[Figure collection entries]
+--

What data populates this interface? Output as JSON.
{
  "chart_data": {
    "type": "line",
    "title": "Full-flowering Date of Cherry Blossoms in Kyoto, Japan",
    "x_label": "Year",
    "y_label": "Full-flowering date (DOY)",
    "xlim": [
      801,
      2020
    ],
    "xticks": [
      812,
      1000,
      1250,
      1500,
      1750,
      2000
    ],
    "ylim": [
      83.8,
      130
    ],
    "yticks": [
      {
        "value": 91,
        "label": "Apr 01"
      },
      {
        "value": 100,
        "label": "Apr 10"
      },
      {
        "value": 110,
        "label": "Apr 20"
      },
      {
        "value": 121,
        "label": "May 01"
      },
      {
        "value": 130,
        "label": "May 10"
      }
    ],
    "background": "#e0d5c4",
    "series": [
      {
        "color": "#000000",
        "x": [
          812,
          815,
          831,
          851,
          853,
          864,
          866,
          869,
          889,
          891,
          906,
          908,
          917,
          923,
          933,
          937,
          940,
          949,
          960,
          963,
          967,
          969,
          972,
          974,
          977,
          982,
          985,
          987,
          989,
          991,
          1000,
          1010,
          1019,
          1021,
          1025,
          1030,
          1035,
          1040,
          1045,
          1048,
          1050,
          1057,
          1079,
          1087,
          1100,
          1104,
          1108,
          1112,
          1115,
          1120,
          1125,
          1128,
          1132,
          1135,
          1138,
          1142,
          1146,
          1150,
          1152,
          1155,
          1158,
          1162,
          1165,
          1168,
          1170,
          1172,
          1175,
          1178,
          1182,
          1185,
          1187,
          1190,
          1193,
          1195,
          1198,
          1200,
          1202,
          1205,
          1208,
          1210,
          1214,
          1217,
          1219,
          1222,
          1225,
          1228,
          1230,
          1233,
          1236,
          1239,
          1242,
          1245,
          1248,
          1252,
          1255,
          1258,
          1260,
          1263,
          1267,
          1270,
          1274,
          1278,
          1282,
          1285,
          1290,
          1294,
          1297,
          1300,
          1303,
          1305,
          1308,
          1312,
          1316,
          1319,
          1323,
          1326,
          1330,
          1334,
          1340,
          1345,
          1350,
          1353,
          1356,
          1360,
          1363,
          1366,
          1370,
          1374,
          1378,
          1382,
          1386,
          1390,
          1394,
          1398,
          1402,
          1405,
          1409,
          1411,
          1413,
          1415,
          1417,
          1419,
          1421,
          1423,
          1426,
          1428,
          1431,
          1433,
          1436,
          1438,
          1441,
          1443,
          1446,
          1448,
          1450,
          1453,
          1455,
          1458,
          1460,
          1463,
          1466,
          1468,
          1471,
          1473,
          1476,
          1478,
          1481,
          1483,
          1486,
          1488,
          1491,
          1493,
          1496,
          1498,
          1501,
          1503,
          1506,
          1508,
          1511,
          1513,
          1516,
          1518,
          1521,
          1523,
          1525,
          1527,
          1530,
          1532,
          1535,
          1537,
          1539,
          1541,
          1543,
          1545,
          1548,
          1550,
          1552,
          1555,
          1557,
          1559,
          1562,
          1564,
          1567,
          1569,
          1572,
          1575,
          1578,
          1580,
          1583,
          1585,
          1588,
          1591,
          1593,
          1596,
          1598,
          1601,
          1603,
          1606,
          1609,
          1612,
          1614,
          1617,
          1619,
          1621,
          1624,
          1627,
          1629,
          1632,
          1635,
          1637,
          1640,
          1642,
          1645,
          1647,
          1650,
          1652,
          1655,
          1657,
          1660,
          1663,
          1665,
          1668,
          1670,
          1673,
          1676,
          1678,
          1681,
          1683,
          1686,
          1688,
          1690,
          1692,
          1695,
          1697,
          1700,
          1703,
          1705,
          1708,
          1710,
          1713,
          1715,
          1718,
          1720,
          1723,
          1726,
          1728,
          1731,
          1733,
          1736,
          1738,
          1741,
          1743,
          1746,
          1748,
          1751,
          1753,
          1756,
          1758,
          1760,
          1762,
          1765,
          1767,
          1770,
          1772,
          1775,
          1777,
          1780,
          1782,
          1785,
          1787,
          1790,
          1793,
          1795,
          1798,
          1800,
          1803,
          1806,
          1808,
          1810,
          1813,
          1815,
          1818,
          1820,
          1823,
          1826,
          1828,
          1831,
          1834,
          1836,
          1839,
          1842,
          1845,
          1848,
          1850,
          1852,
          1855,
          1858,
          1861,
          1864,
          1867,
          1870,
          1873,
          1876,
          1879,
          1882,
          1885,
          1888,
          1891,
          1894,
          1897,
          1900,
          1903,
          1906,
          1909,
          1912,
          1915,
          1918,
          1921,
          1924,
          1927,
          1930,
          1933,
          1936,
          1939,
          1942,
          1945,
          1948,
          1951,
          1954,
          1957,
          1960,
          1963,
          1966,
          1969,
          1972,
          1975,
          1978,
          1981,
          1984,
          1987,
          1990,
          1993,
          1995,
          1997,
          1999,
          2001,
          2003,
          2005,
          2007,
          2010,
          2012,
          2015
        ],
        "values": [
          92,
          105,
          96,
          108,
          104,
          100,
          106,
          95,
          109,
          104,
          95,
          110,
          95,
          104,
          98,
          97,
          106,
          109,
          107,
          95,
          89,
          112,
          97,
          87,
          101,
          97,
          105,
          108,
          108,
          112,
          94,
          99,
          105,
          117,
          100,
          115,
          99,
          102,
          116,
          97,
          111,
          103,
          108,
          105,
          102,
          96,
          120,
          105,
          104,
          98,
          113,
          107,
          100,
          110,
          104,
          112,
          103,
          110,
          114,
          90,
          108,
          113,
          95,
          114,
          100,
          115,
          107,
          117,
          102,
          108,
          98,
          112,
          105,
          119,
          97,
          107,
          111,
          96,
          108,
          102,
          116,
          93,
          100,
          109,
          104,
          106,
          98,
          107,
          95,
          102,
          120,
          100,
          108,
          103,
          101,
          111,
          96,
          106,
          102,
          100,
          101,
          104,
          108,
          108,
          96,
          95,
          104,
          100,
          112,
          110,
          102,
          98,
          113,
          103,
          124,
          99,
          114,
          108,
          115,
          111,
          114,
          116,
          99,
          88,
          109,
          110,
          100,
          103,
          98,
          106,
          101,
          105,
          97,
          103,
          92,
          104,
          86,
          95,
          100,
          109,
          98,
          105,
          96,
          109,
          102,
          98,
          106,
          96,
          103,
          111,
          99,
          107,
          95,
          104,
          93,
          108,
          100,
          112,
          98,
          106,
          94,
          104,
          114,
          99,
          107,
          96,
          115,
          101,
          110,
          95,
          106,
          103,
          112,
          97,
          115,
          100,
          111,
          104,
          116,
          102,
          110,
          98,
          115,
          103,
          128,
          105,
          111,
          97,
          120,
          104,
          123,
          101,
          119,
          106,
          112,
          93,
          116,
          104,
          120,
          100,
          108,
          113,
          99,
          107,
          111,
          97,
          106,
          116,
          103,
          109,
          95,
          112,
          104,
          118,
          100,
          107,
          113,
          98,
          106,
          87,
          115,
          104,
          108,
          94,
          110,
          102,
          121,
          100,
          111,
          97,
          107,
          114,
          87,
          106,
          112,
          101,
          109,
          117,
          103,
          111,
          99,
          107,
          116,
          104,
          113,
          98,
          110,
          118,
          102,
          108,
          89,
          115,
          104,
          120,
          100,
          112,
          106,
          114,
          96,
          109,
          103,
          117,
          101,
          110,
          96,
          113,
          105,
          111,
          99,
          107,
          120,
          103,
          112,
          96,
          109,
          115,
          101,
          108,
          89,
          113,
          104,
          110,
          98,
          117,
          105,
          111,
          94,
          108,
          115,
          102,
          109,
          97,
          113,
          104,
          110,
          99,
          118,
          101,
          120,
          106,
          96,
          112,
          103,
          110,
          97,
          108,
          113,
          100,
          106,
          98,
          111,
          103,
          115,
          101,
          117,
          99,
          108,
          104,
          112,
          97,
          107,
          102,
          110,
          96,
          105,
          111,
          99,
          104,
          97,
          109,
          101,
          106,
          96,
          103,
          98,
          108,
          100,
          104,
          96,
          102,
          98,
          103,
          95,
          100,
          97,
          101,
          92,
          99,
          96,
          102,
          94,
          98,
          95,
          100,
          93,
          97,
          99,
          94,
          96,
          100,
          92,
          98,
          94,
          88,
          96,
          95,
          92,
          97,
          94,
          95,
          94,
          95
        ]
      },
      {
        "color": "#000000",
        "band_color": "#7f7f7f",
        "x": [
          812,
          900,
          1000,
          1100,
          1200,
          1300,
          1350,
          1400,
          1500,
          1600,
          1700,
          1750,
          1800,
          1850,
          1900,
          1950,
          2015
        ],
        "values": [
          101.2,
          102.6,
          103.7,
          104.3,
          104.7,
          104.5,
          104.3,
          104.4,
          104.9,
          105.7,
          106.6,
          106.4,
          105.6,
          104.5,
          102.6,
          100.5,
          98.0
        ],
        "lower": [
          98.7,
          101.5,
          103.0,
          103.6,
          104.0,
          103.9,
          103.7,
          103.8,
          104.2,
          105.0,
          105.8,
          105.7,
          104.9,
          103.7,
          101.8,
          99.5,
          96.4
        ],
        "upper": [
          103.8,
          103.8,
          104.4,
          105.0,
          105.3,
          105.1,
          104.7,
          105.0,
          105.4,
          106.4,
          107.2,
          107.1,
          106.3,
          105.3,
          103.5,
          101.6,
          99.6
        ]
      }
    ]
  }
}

+--

Exercise task:
Copy out every line of the data that includes the word "Full".

Solution to this problem:
    "title": "Full-flowering Date of Cherry Blossoms in Kyoto, Japan",
    "y_label": "Full-flowering date (DOY)",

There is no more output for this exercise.